*Directions*: Sort through the entries below and pull out lines containing the word "Foto".

*Data for the task*:
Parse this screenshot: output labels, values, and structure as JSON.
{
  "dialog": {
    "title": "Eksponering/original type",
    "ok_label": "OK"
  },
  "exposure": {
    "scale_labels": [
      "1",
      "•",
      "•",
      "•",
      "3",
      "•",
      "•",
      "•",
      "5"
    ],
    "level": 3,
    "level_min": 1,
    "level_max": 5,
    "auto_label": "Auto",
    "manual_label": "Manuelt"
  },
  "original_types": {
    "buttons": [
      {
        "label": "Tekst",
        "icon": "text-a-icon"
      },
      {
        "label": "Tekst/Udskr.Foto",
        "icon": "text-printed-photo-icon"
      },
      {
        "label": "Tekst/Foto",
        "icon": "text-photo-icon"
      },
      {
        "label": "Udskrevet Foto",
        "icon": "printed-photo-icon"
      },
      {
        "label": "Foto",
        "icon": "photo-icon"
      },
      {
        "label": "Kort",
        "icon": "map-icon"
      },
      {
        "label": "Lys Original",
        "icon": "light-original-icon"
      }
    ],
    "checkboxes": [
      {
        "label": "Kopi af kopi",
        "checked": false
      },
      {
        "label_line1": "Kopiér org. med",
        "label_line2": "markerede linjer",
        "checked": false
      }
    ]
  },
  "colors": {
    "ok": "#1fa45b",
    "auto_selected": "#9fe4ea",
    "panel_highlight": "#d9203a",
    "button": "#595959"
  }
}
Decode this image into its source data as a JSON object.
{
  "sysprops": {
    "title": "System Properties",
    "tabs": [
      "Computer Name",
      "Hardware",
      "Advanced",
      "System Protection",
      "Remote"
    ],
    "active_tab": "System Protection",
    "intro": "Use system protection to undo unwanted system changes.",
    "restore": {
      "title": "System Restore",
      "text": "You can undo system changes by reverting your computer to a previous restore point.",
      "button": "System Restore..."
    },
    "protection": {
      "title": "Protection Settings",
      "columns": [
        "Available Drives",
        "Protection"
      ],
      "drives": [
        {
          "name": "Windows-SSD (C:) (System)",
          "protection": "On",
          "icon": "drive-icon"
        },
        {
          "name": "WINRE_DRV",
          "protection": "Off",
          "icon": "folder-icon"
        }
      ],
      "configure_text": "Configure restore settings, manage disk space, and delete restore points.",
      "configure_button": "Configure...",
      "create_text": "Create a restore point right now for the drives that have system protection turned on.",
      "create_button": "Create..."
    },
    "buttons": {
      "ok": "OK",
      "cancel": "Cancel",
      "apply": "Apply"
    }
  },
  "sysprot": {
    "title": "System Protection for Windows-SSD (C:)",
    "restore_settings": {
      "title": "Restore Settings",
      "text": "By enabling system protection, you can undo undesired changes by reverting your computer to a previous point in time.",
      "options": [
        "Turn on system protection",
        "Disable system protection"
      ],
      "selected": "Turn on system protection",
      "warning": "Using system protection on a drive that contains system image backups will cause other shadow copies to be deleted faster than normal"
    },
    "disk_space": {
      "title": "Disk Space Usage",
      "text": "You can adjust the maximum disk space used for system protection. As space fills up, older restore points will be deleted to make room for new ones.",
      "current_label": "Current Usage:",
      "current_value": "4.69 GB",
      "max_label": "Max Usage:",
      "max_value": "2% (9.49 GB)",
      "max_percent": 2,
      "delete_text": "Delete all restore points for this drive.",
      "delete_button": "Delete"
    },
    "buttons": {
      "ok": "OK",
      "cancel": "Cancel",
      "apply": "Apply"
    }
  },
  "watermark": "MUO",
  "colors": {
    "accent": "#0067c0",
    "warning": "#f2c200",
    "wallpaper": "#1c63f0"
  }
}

*Output*:
        "label": "Tekst/Udskr.Foto",
        "label": "Tekst/Foto",
        "label": "Udskrevet Foto",
        "label": "Foto",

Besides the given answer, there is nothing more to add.